* INSTRUCTION
Beginning with the line that contains "OCR this image.", extract each line through the end of the listing below, with no additions or omissions.

[Collection entries]
---*---

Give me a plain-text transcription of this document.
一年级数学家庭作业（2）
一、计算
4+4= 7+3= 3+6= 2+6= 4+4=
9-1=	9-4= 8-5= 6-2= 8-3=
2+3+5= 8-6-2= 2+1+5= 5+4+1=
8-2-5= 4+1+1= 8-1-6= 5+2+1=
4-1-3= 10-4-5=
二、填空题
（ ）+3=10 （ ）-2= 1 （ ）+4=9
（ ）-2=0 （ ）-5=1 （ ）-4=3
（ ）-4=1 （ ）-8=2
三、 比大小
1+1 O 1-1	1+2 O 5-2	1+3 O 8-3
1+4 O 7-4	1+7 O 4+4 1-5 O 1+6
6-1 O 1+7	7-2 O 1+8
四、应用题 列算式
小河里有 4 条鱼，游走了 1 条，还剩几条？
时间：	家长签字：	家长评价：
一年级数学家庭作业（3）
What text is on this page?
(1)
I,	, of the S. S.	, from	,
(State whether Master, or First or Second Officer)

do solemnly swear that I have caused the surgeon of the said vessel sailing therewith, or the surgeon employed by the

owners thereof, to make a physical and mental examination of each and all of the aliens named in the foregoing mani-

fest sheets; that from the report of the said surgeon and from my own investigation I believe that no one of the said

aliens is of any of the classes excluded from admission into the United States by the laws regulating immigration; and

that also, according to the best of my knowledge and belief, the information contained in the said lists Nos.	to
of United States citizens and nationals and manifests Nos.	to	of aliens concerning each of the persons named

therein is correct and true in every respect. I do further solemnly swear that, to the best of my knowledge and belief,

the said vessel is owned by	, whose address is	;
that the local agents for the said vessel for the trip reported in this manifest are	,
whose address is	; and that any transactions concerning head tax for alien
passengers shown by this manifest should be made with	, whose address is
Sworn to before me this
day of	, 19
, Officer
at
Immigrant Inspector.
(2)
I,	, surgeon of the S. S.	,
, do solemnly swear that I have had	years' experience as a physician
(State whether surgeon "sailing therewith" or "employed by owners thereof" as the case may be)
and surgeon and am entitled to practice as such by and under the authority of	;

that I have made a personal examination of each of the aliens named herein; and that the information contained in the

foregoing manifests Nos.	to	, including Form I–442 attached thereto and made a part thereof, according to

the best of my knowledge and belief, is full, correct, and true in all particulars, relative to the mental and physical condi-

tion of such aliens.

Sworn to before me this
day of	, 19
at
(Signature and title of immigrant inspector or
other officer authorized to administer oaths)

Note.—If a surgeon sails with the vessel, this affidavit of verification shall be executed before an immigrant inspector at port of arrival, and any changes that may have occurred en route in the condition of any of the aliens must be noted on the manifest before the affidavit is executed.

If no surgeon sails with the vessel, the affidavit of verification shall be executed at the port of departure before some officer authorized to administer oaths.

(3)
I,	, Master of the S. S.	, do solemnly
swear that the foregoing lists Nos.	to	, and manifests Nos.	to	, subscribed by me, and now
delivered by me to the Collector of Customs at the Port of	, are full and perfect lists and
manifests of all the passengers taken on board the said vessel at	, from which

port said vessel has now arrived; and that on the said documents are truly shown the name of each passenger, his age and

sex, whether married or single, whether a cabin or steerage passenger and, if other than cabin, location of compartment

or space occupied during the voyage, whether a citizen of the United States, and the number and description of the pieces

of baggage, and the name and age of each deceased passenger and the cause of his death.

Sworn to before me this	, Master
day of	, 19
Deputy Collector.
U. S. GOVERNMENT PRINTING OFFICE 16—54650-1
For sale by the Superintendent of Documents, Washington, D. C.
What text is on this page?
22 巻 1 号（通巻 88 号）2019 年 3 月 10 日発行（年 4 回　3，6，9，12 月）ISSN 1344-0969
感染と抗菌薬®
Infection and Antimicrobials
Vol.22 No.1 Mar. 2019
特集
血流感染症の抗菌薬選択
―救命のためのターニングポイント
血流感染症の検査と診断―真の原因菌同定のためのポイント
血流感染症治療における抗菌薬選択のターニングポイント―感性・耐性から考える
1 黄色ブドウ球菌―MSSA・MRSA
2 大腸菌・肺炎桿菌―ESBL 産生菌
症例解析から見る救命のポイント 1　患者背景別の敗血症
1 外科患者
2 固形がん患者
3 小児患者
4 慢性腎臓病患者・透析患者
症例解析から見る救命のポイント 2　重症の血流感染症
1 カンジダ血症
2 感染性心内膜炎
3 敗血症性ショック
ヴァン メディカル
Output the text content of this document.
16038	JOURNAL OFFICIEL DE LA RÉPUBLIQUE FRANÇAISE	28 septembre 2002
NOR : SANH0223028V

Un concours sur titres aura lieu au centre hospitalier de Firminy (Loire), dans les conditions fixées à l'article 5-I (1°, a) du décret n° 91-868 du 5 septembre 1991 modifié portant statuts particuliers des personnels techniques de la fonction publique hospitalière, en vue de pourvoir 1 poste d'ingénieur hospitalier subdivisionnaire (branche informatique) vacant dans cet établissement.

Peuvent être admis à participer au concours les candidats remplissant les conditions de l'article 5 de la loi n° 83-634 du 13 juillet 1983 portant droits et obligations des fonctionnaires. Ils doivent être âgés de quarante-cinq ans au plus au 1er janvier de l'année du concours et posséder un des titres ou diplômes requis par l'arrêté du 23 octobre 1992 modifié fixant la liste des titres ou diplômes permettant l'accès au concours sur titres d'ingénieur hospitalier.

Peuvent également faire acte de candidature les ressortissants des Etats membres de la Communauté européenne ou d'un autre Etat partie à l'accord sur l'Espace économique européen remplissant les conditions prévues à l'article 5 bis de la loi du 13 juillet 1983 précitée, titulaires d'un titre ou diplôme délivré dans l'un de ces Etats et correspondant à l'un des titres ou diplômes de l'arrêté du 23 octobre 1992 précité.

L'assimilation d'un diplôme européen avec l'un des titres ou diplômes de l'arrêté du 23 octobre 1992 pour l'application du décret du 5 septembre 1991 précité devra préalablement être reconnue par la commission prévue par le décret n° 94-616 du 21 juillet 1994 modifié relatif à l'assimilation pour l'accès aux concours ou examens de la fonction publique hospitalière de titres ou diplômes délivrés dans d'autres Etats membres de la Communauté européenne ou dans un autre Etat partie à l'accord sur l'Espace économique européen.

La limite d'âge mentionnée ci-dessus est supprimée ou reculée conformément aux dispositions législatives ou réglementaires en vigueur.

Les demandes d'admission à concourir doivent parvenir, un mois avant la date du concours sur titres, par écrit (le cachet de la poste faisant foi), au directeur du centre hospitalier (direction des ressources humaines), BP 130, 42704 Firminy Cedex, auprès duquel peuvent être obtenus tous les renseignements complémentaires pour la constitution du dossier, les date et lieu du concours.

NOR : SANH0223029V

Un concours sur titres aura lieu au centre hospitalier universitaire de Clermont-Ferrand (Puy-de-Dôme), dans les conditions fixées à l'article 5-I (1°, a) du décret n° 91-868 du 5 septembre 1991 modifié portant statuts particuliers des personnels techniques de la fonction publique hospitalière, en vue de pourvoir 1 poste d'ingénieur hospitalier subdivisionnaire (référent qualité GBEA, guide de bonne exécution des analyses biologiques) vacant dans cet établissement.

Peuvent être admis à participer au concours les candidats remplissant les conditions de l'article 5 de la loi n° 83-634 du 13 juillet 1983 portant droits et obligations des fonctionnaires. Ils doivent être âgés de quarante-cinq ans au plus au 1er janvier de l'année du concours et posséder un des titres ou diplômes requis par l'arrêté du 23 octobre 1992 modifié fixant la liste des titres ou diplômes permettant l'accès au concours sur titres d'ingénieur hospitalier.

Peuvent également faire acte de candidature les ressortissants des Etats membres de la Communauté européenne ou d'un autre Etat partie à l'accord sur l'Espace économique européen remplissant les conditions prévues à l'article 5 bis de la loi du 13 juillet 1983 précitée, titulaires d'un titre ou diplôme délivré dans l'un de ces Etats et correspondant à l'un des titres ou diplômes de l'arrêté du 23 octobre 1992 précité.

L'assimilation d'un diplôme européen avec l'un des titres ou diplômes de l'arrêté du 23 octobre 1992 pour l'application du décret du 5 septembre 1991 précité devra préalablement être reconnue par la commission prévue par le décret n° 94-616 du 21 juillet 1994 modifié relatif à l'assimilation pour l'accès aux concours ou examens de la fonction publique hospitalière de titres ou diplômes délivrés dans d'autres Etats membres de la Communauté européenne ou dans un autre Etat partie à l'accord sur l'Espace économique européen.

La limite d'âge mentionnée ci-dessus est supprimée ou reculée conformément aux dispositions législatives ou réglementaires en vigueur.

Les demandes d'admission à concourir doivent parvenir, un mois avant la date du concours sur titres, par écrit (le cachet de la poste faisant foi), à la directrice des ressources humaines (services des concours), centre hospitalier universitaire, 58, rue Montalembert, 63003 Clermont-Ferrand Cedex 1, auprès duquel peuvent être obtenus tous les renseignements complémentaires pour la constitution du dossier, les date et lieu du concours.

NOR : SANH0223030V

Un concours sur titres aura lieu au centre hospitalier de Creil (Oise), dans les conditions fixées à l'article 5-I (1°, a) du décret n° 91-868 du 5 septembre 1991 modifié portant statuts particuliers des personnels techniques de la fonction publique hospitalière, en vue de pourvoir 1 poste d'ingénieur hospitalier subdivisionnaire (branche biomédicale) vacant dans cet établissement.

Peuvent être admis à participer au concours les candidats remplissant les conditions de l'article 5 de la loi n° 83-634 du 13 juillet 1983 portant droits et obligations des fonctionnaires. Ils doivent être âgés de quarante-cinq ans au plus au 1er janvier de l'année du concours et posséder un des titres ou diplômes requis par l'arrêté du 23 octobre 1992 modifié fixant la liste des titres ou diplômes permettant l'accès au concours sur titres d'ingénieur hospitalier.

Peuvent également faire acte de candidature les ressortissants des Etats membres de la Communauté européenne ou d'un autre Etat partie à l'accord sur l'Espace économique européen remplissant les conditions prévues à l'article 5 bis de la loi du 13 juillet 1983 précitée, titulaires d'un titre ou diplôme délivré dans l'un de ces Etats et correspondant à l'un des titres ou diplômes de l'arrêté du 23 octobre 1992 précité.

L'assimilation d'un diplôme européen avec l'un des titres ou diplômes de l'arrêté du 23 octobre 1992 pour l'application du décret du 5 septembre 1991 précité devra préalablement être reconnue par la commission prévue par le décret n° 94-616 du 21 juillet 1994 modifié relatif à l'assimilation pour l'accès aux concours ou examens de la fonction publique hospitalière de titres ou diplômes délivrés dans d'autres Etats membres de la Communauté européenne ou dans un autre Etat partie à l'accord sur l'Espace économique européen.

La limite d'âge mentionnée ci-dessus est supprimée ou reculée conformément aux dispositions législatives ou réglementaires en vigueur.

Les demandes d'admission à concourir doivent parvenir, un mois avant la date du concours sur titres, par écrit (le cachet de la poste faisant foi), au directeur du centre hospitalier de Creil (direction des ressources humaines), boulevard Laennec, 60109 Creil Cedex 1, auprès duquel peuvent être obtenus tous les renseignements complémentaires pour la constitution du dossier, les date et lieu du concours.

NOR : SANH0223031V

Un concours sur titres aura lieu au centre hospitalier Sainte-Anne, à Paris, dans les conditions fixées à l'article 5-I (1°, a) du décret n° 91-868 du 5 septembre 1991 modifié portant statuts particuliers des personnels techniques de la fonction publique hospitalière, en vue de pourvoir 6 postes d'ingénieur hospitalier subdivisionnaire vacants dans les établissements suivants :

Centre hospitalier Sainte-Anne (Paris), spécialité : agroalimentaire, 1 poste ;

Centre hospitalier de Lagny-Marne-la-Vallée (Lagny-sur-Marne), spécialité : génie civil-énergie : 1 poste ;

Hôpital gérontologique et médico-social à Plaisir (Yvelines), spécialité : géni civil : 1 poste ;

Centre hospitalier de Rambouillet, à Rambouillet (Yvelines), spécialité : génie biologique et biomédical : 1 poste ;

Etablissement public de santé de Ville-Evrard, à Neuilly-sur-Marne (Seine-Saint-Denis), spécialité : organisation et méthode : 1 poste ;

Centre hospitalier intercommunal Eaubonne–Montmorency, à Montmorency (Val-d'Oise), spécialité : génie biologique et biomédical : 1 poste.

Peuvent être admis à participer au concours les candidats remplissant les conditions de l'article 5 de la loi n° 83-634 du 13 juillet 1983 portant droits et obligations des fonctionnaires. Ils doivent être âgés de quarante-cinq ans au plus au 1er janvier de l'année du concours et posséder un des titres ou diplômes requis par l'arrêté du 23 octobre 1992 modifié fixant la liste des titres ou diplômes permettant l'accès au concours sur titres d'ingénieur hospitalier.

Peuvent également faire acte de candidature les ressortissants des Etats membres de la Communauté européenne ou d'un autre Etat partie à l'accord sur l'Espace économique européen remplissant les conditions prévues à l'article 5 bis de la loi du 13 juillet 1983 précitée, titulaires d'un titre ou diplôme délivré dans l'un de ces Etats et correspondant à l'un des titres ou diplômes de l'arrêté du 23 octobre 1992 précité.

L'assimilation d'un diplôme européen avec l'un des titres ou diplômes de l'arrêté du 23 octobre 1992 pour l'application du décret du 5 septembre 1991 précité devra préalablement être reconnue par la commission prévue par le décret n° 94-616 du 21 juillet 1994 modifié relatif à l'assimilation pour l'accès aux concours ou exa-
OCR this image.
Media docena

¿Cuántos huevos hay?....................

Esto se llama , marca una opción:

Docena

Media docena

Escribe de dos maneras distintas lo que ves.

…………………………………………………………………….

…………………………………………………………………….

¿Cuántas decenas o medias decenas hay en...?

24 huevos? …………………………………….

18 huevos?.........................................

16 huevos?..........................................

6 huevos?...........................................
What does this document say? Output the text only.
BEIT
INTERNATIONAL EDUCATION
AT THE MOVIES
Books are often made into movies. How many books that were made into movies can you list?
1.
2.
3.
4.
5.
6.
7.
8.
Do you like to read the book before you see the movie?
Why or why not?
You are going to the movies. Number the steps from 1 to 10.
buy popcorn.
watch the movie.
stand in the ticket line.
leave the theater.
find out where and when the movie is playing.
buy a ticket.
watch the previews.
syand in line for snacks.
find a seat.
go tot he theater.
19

---*---

* COMPLETE RESPONSE
OCR this image.
Media docena

¿Cuántos huevos hay?....................

Esto se llama , marca una opción:

Docena

Media docena

Escribe de dos maneras distintas lo que ves.

…………………………………………………………………….

…………………………………………………………………….

¿Cuántas decenas o medias decenas hay en...?

24 huevos? …………………………………….

18 huevos?.........................................

16 huevos?..........................................

6 huevos?...........................................
What does this document say? Output the text only.
BEIT
INTERNATIONAL EDUCATION
AT THE MOVIES
Books are often made into movies. How many books that were made into movies can you list?
1.
2.
3.
4.
5.
6.
7.
8.
Do you like to read the book before you see the movie?
Why or why not?
You are going to the movies. Number the steps from 1 to 10.
buy popcorn.
watch the movie.
stand in the ticket line.
leave the theater.
find out where and when the movie is playing.
buy a ticket.
watch the previews.
syand in line for snacks.
find a seat.
go tot he theater.
19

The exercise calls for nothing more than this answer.